*** Data to use ***

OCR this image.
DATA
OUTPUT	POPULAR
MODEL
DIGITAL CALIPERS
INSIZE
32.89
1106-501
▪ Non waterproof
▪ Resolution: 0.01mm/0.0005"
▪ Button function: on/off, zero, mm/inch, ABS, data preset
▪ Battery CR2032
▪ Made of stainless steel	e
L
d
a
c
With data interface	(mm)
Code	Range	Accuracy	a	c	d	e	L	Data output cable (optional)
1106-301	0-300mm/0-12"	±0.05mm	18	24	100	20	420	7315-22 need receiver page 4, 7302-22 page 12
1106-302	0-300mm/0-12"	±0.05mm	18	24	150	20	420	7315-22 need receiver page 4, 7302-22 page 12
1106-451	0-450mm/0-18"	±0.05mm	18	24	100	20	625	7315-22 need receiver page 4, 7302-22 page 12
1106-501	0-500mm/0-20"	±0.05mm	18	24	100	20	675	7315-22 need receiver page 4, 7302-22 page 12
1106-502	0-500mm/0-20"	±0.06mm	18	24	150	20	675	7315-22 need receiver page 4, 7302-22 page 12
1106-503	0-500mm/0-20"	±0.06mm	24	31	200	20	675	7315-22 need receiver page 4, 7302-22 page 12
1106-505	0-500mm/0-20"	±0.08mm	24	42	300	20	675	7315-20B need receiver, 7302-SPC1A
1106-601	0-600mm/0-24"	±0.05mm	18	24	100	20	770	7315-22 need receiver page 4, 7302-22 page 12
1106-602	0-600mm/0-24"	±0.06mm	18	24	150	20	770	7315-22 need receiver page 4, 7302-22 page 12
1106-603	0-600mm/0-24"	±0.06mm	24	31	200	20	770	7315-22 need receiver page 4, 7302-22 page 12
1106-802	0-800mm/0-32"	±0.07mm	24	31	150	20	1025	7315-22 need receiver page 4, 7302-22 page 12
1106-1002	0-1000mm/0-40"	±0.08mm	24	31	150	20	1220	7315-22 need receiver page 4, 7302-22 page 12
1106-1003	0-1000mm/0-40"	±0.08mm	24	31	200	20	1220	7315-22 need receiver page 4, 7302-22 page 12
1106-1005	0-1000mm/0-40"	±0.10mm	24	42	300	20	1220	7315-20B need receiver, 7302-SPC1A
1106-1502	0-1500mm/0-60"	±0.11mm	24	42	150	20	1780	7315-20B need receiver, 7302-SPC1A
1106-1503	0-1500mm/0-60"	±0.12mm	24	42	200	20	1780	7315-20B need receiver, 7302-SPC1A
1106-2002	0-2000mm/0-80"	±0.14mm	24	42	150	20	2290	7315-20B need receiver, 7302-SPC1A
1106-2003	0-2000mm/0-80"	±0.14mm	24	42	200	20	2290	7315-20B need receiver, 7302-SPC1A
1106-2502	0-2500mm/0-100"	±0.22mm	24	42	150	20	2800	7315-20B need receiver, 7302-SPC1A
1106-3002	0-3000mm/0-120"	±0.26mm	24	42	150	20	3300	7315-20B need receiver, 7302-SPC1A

***

** Aim **
Would you write down every record again, exactly?

** Final result **
OCR this image.
DATA
OUTPUT	POPULAR
MODEL
DIGITAL CALIPERS
INSIZE
32.89
1106-501
▪ Non waterproof
▪ Resolution: 0.01mm/0.0005"
▪ Button function: on/off, zero, mm/inch, ABS, data preset
▪ Battery CR2032
▪ Made of stainless steel	e
L
d
a
c
With data interface	(mm)
Code	Range	Accuracy	a	c	d	e	L	Data output cable (optional)
1106-301	0-300mm/0-12"	±0.05mm	18	24	100	20	420	7315-22 need receiver page 4, 7302-22 page 12
1106-302	0-300mm/0-12"	±0.05mm	18	24	150	20	420	7315-22 need receiver page 4, 7302-22 page 12
1106-451	0-450mm/0-18"	±0.05mm	18	24	100	20	625	7315-22 need receiver page 4, 7302-22 page 12
1106-501	0-500mm/0-20"	±0.05mm	18	24	100	20	675	7315-22 need receiver page 4, 7302-22 page 12
1106-502	0-500mm/0-20"	±0.06mm	18	24	150	20	675	7315-22 need receiver page 4, 7302-22 page 12
1106-503	0-500mm/0-20"	±0.06mm	24	31	200	20	675	7315-22 need receiver page 4, 7302-22 page 12
1106-505	0-500mm/0-20"	±0.08mm	24	42	300	20	675	7315-20B need receiver, 7302-SPC1A
1106-601	0-600mm/0-24"	±0.05mm	18	24	100	20	770	7315-22 need receiver page 4, 7302-22 page 12
1106-602	0-600mm/0-24"	±0.06mm	18	24	150	20	770	7315-22 need receiver page 4, 7302-22 page 12
1106-603	0-600mm/0-24"	±0.06mm	24	31	200	20	770	7315-22 need receiver page 4, 7302-22 page 12
1106-802	0-800mm/0-32"	±0.07mm	24	31	150	20	1025	7315-22 need receiver page 4, 7302-22 page 12
1106-1002	0-1000mm/0-40"	±0.08mm	24	31	150	20	1220	7315-22 need receiver page 4, 7302-22 page 12
1106-1003	0-1000mm/0-40"	±0.08mm	24	31	200	20	1220	7315-22 need receiver page 4, 7302-22 page 12
1106-1005	0-1000mm/0-40"	±0.10mm	24	42	300	20	1220	7315-20B need receiver, 7302-SPC1A
1106-1502	0-1500mm/0-60"	±0.11mm	24	42	150	20	1780	7315-20B need receiver, 7302-SPC1A
1106-1503	0-1500mm/0-60"	±0.12mm	24	42	200	20	1780	7315-20B need receiver, 7302-SPC1A
1106-2002	0-2000mm/0-80"	±0.14mm	24	42	150	20	2290	7315-20B need receiver, 7302-SPC1A
1106-2003	0-2000mm/0-80"	±0.14mm	24	42	200	20	2290	7315-20B need receiver, 7302-SPC1A
1106-2502	0-2500mm/0-100"	±0.22mm	24	42	150	20	2800	7315-20B need receiver, 7302-SPC1A
1106-3002	0-3000mm/0-120"	±0.26mm	24	42	150	20	3300	7315-20B need receiver, 7302-SPC1A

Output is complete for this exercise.